> [Task instructions] Transcribe every line of the material below without any changes, and leave the pictures out of your answer.

[Element and coordinate records]

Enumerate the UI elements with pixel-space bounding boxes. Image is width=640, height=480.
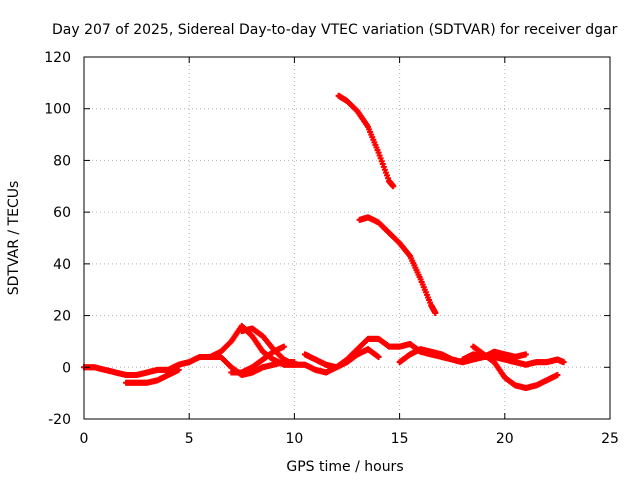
y-tick-label: 20 <box>53 309 71 325</box>
y-tick-label: 40 <box>53 257 71 273</box>
series-trace-4 <box>228 343 287 376</box>
data-point <box>522 351 529 358</box>
data-point <box>560 359 567 366</box>
plot-frame <box>83 56 611 420</box>
x-tick-label: 10 <box>285 431 303 447</box>
y-axis-title: SDTVAR / TECUs <box>6 181 22 296</box>
series-trace-6 <box>301 346 382 371</box>
data-point <box>432 309 439 316</box>
data-point <box>175 366 182 373</box>
series-trace-9 <box>459 348 529 363</box>
y-tick-label: 0 <box>62 360 71 376</box>
y-tick-label: 80 <box>53 153 71 169</box>
x-tick-label: 5 <box>185 431 194 447</box>
data-points <box>81 92 567 391</box>
x-tick-label: 20 <box>496 431 514 447</box>
x-tick-label: 0 <box>80 431 89 447</box>
series-trace-2 <box>123 366 182 386</box>
data-point <box>375 353 382 360</box>
x-axis: 0 5 10 15 20 25 <box>80 57 619 447</box>
data-point <box>554 372 561 379</box>
y-tick-label: 100 <box>44 102 71 118</box>
series-trace-11 <box>356 214 439 316</box>
x-tick-label: 15 <box>391 431 409 447</box>
x-axis-title: GPS time / hours <box>286 459 403 475</box>
grid <box>84 57 610 419</box>
x-tick-label: 25 <box>601 431 619 447</box>
series-trace-10 <box>335 92 397 190</box>
y-tick-label: -20 <box>48 412 71 428</box>
data-point <box>390 183 397 190</box>
y-axis: -20 0 20 40 60 80 100 120 <box>44 50 610 428</box>
y-tick-label: 120 <box>44 50 71 66</box>
y-tick-label: 60 <box>53 205 71 221</box>
data-point <box>280 343 287 350</box>
series-trace-8 <box>470 343 561 391</box>
chart-title: Day 207 of 2025, Sidereal Day-to-day VTE… <box>52 22 618 38</box>
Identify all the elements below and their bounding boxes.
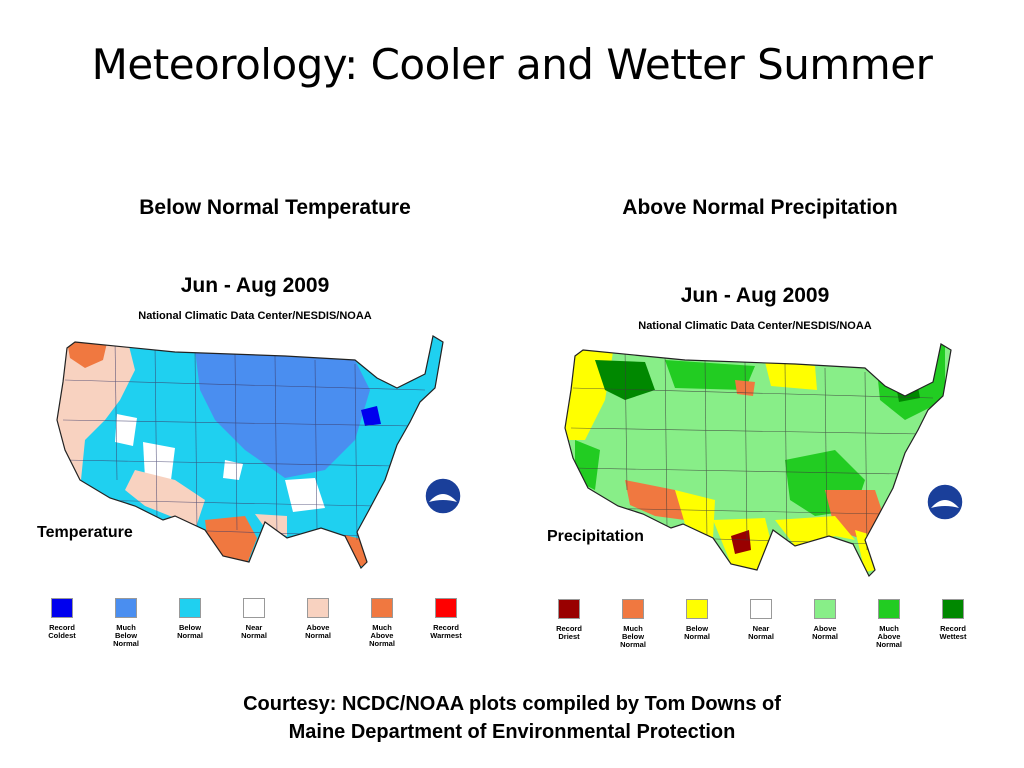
legend-item: Below Normal	[158, 598, 222, 648]
credit-line-2: Maine Department of Environmental Protec…	[288, 721, 736, 743]
slide-title: Meteorology: Cooler and Wetter Summer	[91, 40, 933, 89]
legend-item: Above Normal	[286, 598, 350, 648]
legend-text: Much Below Normal	[620, 624, 646, 649]
legend-swatch	[307, 598, 329, 618]
legend-text: Below Normal	[684, 624, 710, 641]
legend-text: Near Normal	[241, 623, 267, 640]
legend-text: Much Above Normal	[369, 623, 395, 648]
legend-text: Record Warmest	[430, 623, 462, 640]
legend-item: Much Below Normal	[94, 598, 158, 648]
right-caption: Above Normal Precipitation	[622, 196, 898, 219]
legend-swatch	[750, 599, 772, 619]
legend-item: Record Warmest	[414, 598, 478, 648]
precipitation-variable-label: Precipitation	[547, 528, 644, 545]
legend-text: Record Coldest	[48, 623, 76, 640]
legend-text: Near Normal	[748, 624, 774, 641]
temperature-map-subtitle: National Climatic Data Center/NESDIS/NOA…	[138, 310, 372, 322]
legend-swatch	[243, 598, 265, 618]
temperature-us-map	[56, 335, 444, 570]
credit-line-1: Courtesy: NCDC/NOAA plots compiled by To…	[243, 693, 781, 715]
legend-item: Above Normal	[793, 599, 857, 649]
temperature-legend: Record Coldest Much Below Normal Below Norma…	[30, 598, 478, 648]
precipitation-map-title: Jun - Aug 2009	[680, 284, 830, 307]
legend-item: Much Above Normal	[350, 598, 414, 648]
legend-text: Much Below Normal	[113, 623, 139, 648]
temperature-map-title: Jun - Aug 2009	[180, 274, 330, 297]
left-caption: Below Normal Temperature	[139, 196, 411, 219]
credit-text: Courtesy: NCDC/NOAA plots compiled by To…	[0, 690, 1024, 746]
legend-swatch	[435, 598, 457, 618]
legend-swatch	[179, 598, 201, 618]
legend-item: Much Below Normal	[601, 599, 665, 649]
legend-text: Record Wettest	[939, 624, 967, 641]
legend-item: Much Above Normal	[857, 599, 921, 649]
precipitation-map-panel: Jun - Aug 2009 National Climatic Data Ce…	[535, 262, 985, 652]
legend-item: Record Driest	[537, 599, 601, 649]
legend-item: Near Normal	[729, 599, 793, 649]
legend-swatch	[878, 599, 900, 619]
precipitation-us-map	[564, 343, 952, 578]
legend-item: Near Normal	[222, 598, 286, 648]
legend-swatch	[115, 598, 137, 618]
legend-swatch	[558, 599, 580, 619]
precipitation-legend: Record Driest Much Below Normal Below Normal…	[537, 599, 985, 649]
temperature-map-panel: Jun - Aug 2009 National Climatic Data Ce…	[25, 262, 475, 652]
legend-item: Record Coldest	[30, 598, 94, 648]
legend-text: Above Normal	[305, 623, 331, 640]
legend-swatch	[814, 599, 836, 619]
legend-swatch	[622, 599, 644, 619]
noaa-logo	[424, 477, 462, 515]
legend-text: Much Above Normal	[876, 624, 902, 649]
precipitation-map-subtitle: National Climatic Data Center/NESDIS/NOA…	[638, 320, 872, 332]
legend-swatch	[942, 599, 964, 619]
legend-text: Below Normal	[177, 623, 203, 640]
noaa-logo	[926, 483, 964, 521]
temperature-variable-label: Temperature	[37, 524, 133, 541]
legend-swatch	[686, 599, 708, 619]
legend-item: Record Wettest	[921, 599, 985, 649]
legend-text: Record Driest	[556, 624, 582, 641]
legend-swatch	[51, 598, 73, 618]
legend-item: Below Normal	[665, 599, 729, 649]
legend-text: Above Normal	[812, 624, 838, 641]
legend-swatch	[371, 598, 393, 618]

> [Written reply]
Enumerate the UI elements with pixel-space bounding boxes. Image is width=640, height=480.
y-tick-label: 20 <box>53 309 71 325</box>
y-tick-label: 40 <box>53 257 71 273</box>
series-trace-4 <box>228 343 287 376</box>
data-point <box>522 351 529 358</box>
data-point <box>560 359 567 366</box>
plot-frame <box>83 56 611 420</box>
x-tick-label: 10 <box>285 431 303 447</box>
y-axis-title: SDTVAR / TECUs <box>6 181 22 296</box>
series-trace-6 <box>301 346 382 371</box>
data-point <box>432 309 439 316</box>
data-point <box>175 366 182 373</box>
series-trace-9 <box>459 348 529 363</box>
y-tick-label: 0 <box>62 360 71 376</box>
y-tick-label: 80 <box>53 153 71 169</box>
x-tick-label: 5 <box>185 431 194 447</box>
data-points <box>81 92 567 391</box>
x-tick-label: 20 <box>496 431 514 447</box>
x-tick-label: 0 <box>80 431 89 447</box>
series-trace-2 <box>123 366 182 386</box>
data-point <box>375 353 382 360</box>
x-axis: 0 5 10 15 20 25 <box>80 57 619 447</box>
data-point <box>554 372 561 379</box>
y-tick-label: 100 <box>44 102 71 118</box>
series-trace-11 <box>356 214 439 316</box>
x-tick-label: 15 <box>391 431 409 447</box>
x-axis-title: GPS time / hours <box>286 459 403 475</box>
grid <box>84 57 610 419</box>
x-tick-label: 25 <box>601 431 619 447</box>
series-trace-10 <box>335 92 397 190</box>
y-tick-label: -20 <box>48 412 71 428</box>
data-point <box>390 183 397 190</box>
y-axis: -20 0 20 40 60 80 100 120 <box>44 50 610 428</box>
y-tick-label: 120 <box>44 50 71 66</box>
y-tick-label: 60 <box>53 205 71 221</box>
data-point <box>280 343 287 350</box>
series-trace-8 <box>470 343 561 391</box>
chart-title: Day 207 of 2025, Sidereal Day-to-day VTE… <box>52 22 618 38</box>
Identify all the elements below and their bounding boxes.
legend-item: Below Normal	[158, 598, 222, 648]
credit-line-2: Maine Department of Environmental Protec…	[288, 721, 736, 743]
slide-title: Meteorology: Cooler and Wetter Summer	[91, 40, 933, 89]
legend-item: Above Normal	[286, 598, 350, 648]
legend-text: Much Below Normal	[620, 624, 646, 649]
legend-swatch	[307, 598, 329, 618]
legend-text: Below Normal	[684, 624, 710, 641]
legend-text: Near Normal	[241, 623, 267, 640]
legend-text: Much Above Normal	[369, 623, 395, 648]
legend-text: Record Warmest	[430, 623, 462, 640]
legend-item: Much Below Normal	[94, 598, 158, 648]
right-caption: Above Normal Precipitation	[622, 196, 898, 219]
legend-swatch	[750, 599, 772, 619]
legend-item: Record Warmest	[414, 598, 478, 648]
precipitation-variable-label: Precipitation	[547, 528, 644, 545]
legend-text: Record Coldest	[48, 623, 76, 640]
legend-text: Near Normal	[748, 624, 774, 641]
temperature-map-subtitle: National Climatic Data Center/NESDIS/NOA…	[138, 310, 372, 322]
legend-swatch	[243, 598, 265, 618]
temperature-us-map	[56, 335, 444, 570]
credit-line-1: Courtesy: NCDC/NOAA plots compiled by To…	[243, 693, 781, 715]
legend-item: Above Normal	[793, 599, 857, 649]
temperature-legend: Record Coldest Much Below Normal Below Norma…	[30, 598, 478, 648]
precipitation-map-title: Jun - Aug 2009	[680, 284, 830, 307]
legend-item: Much Above Normal	[350, 598, 414, 648]
legend-text: Much Below Normal	[113, 623, 139, 648]
temperature-map-title: Jun - Aug 2009	[180, 274, 330, 297]
left-caption: Below Normal Temperature	[139, 196, 411, 219]
credit-text: Courtesy: NCDC/NOAA plots compiled by To…	[0, 690, 1024, 746]
legend-swatch	[435, 598, 457, 618]
legend-swatch	[179, 598, 201, 618]
legend-item: Much Below Normal	[601, 599, 665, 649]
legend-text: Record Wettest	[939, 624, 967, 641]
legend-item: Much Above Normal	[857, 599, 921, 649]
precipitation-map-panel: Jun - Aug 2009 National Climatic Data Ce…	[535, 262, 985, 652]
legend-item: Record Driest	[537, 599, 601, 649]
legend-item: Near Normal	[729, 599, 793, 649]
legend-swatch	[878, 599, 900, 619]
precipitation-us-map	[564, 343, 952, 578]
legend-item: Near Normal	[222, 598, 286, 648]
legend-swatch	[115, 598, 137, 618]
legend-swatch	[558, 599, 580, 619]
precipitation-legend: Record Driest Much Below Normal Below Normal…	[537, 599, 985, 649]
temperature-map-panel: Jun - Aug 2009 National Climatic Data Ce…	[25, 262, 475, 652]
legend-item: Record Coldest	[30, 598, 94, 648]
legend-text: Above Normal	[305, 623, 331, 640]
legend-swatch	[814, 599, 836, 619]
legend-swatch	[622, 599, 644, 619]
noaa-logo	[424, 477, 462, 515]
legend-text: Much Above Normal	[876, 624, 902, 649]
precipitation-map-subtitle: National Climatic Data Center/NESDIS/NOA…	[638, 320, 872, 332]
legend-swatch	[942, 599, 964, 619]
legend-text: Below Normal	[177, 623, 203, 640]
noaa-logo	[926, 483, 964, 521]
temperature-variable-label: Temperature	[37, 524, 133, 541]
legend-swatch	[686, 599, 708, 619]
legend-item: Record Wettest	[921, 599, 985, 649]
legend-text: Record Driest	[556, 624, 582, 641]
legend-swatch	[51, 598, 73, 618]
legend-item: Below Normal	[665, 599, 729, 649]
legend-text: Above Normal	[812, 624, 838, 641]
legend-swatch	[371, 598, 393, 618]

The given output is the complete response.